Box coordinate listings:
______________________________

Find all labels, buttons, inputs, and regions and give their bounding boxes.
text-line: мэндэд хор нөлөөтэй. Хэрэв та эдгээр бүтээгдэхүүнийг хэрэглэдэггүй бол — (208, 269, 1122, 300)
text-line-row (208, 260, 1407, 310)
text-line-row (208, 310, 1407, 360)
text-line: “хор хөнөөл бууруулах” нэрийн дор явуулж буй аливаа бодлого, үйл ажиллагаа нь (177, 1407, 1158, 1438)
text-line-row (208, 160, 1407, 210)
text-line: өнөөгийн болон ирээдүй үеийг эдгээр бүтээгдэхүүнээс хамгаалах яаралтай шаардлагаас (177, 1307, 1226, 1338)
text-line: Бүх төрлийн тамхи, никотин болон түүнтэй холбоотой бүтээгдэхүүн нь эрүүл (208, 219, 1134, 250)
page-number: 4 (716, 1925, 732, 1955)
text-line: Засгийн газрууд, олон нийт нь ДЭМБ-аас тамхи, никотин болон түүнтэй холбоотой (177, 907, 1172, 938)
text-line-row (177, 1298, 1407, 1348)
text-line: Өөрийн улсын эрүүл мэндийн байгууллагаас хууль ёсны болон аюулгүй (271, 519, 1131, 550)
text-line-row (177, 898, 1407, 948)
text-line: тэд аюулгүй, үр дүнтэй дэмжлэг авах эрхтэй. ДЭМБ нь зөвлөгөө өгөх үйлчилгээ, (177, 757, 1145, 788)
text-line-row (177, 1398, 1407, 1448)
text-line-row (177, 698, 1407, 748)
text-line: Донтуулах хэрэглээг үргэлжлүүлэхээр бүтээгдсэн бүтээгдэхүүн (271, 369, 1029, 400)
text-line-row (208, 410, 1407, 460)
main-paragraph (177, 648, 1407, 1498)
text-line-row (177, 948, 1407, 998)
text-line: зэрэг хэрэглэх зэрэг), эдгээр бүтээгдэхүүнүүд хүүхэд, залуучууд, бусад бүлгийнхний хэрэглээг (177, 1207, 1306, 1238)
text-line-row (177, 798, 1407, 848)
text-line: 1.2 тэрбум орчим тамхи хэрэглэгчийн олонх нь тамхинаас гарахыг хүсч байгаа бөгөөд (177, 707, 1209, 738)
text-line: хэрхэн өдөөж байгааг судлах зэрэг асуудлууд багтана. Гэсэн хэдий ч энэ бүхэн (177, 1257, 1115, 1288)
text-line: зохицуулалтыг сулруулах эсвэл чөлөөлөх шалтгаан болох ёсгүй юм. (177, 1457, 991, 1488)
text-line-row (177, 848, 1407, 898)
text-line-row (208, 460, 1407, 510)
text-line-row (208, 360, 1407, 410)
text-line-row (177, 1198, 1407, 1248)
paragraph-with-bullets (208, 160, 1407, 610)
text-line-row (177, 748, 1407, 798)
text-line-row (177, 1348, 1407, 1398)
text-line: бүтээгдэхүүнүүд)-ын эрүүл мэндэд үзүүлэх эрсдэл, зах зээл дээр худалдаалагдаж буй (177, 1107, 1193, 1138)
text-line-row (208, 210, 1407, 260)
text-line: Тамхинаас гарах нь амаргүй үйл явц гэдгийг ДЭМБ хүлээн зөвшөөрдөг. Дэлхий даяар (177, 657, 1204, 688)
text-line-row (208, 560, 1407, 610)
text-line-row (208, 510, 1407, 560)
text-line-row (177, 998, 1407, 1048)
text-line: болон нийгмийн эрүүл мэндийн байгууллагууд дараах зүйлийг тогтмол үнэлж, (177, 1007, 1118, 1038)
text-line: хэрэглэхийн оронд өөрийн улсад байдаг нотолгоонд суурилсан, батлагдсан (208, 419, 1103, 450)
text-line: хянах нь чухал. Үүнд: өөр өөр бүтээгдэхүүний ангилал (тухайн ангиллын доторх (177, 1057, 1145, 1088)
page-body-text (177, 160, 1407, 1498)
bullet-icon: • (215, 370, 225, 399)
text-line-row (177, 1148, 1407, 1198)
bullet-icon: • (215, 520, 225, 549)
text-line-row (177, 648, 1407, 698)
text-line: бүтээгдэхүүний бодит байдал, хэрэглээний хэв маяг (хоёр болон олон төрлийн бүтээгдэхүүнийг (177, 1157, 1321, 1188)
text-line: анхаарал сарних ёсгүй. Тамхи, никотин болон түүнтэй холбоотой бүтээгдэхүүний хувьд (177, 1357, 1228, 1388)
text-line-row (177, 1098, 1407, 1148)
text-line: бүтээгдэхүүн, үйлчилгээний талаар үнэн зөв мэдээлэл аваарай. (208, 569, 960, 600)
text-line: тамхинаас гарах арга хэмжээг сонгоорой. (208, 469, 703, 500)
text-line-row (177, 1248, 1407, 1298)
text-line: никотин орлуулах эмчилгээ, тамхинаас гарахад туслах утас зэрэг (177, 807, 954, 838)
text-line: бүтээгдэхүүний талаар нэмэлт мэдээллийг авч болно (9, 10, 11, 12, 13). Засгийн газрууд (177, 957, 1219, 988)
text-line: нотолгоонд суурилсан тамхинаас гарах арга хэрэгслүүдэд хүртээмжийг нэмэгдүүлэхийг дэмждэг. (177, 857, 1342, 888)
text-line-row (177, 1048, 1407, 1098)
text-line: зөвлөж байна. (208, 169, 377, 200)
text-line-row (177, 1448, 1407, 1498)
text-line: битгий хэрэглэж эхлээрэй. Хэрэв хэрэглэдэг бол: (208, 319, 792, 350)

______________________________

■ TASK GOAL ■
Return each line of the records above without a single change, character for character.

■ RESPONSE TO THIS TASK ■
Find all labels, buttons, inputs, and regions and give their bounding boxes.
text-line: мэндэд хор нөлөөтэй. Хэрэв та эдгээр бүтээгдэхүүнийг хэрэглэдэггүй бол — (208, 269, 1122, 300)
text-line-row (208, 260, 1407, 310)
text-line-row (208, 310, 1407, 360)
text-line: “хор хөнөөл бууруулах” нэрийн дор явуулж буй аливаа бодлого, үйл ажиллагаа нь (177, 1407, 1158, 1438)
text-line-row (208, 160, 1407, 210)
text-line: өнөөгийн болон ирээдүй үеийг эдгээр бүтээгдэхүүнээс хамгаалах яаралтай шаардлагаас (177, 1307, 1226, 1338)
text-line: Бүх төрлийн тамхи, никотин болон түүнтэй холбоотой бүтээгдэхүүн нь эрүүл (208, 219, 1134, 250)
page-number: 4 (716, 1925, 732, 1955)
text-line: Засгийн газрууд, олон нийт нь ДЭМБ-аас тамхи, никотин болон түүнтэй холбоотой (177, 907, 1172, 938)
text-line-row (177, 1298, 1407, 1348)
text-line: Өөрийн улсын эрүүл мэндийн байгууллагаас хууль ёсны болон аюулгүй (271, 519, 1131, 550)
text-line-row (177, 898, 1407, 948)
text-line: тэд аюулгүй, үр дүнтэй дэмжлэг авах эрхтэй. ДЭМБ нь зөвлөгөө өгөх үйлчилгээ, (177, 757, 1145, 788)
text-line-row (177, 1398, 1407, 1448)
text-line-row (177, 698, 1407, 748)
text-line: Донтуулах хэрэглээг үргэлжлүүлэхээр бүтээгдсэн бүтээгдэхүүн (271, 369, 1029, 400)
text-line-row (208, 410, 1407, 460)
main-paragraph (177, 648, 1407, 1498)
text-line-row (177, 948, 1407, 998)
text-line: зэрэг хэрэглэх зэрэг), эдгээр бүтээгдэхүүнүүд хүүхэд, залуучууд, бусад бүлгийнхний хэрэглээг (177, 1207, 1306, 1238)
text-line-row (177, 798, 1407, 848)
text-line: 1.2 тэрбум орчим тамхи хэрэглэгчийн олонх нь тамхинаас гарахыг хүсч байгаа бөгөөд (177, 707, 1209, 738)
text-line: хэрхэн өдөөж байгааг судлах зэрэг асуудлууд багтана. Гэсэн хэдий ч энэ бүхэн (177, 1257, 1115, 1288)
text-line: зохицуулалтыг сулруулах эсвэл чөлөөлөх шалтгаан болох ёсгүй юм. (177, 1457, 991, 1488)
text-line-row (177, 848, 1407, 898)
text-line-row (208, 460, 1407, 510)
text-line-row (208, 360, 1407, 410)
text-line-row (177, 1198, 1407, 1248)
paragraph-with-bullets (208, 160, 1407, 610)
text-line-row (177, 748, 1407, 798)
text-line-row (177, 1348, 1407, 1398)
text-line: бүтээгдэхүүнүүд)-ын эрүүл мэндэд үзүүлэх эрсдэл, зах зээл дээр худалдаалагдаж буй (177, 1107, 1193, 1138)
text-line-row (208, 210, 1407, 260)
text-line: Тамхинаас гарах нь амаргүй үйл явц гэдгийг ДЭМБ хүлээн зөвшөөрдөг. Дэлхий даяар (177, 657, 1204, 688)
text-line-row (208, 560, 1407, 610)
text-line-row (208, 510, 1407, 560)
text-line-row (177, 998, 1407, 1048)
text-line: болон нийгмийн эрүүл мэндийн байгууллагууд дараах зүйлийг тогтмол үнэлж, (177, 1007, 1118, 1038)
text-line: хэрэглэхийн оронд өөрийн улсад байдаг нотолгоонд суурилсан, батлагдсан (208, 419, 1103, 450)
text-line: хянах нь чухал. Үүнд: өөр өөр бүтээгдэхүүний ангилал (тухайн ангиллын доторх (177, 1057, 1145, 1088)
page-body-text (177, 160, 1407, 1498)
bullet-icon: • (215, 370, 225, 399)
text-line-row (177, 1148, 1407, 1198)
bullet-icon: • (215, 520, 225, 549)
text-line-row (177, 648, 1407, 698)
text-line: бүтээгдэхүүний бодит байдал, хэрэглээний хэв маяг (хоёр болон олон төрлийн бүтээгдэхүүнийг (177, 1157, 1321, 1188)
text-line: анхаарал сарних ёсгүй. Тамхи, никотин болон түүнтэй холбоотой бүтээгдэхүүний хувьд (177, 1357, 1228, 1388)
text-line-row (177, 1098, 1407, 1148)
text-line: бүтээгдэхүүн, үйлчилгээний талаар үнэн зөв мэдээлэл аваарай. (208, 569, 960, 600)
text-line: тамхинаас гарах арга хэмжээг сонгоорой. (208, 469, 703, 500)
text-line-row (177, 1248, 1407, 1298)
text-line: никотин орлуулах эмчилгээ, тамхинаас гарахад туслах утас зэрэг (177, 807, 954, 838)
text-line: бүтээгдэхүүний талаар нэмэлт мэдээллийг авч болно (9, 10, 11, 12, 13). Засгийн газрууд (177, 957, 1219, 988)
text-line: нотолгоонд суурилсан тамхинаас гарах арга хэрэгслүүдэд хүртээмжийг нэмэгдүүлэхийг дэмждэг. (177, 857, 1342, 888)
text-line-row (177, 1048, 1407, 1098)
text-line: зөвлөж байна. (208, 169, 377, 200)
text-line-row (177, 1448, 1407, 1498)
text-line: битгий хэрэглэж эхлээрэй. Хэрэв хэрэглэдэг бол: (208, 319, 792, 350)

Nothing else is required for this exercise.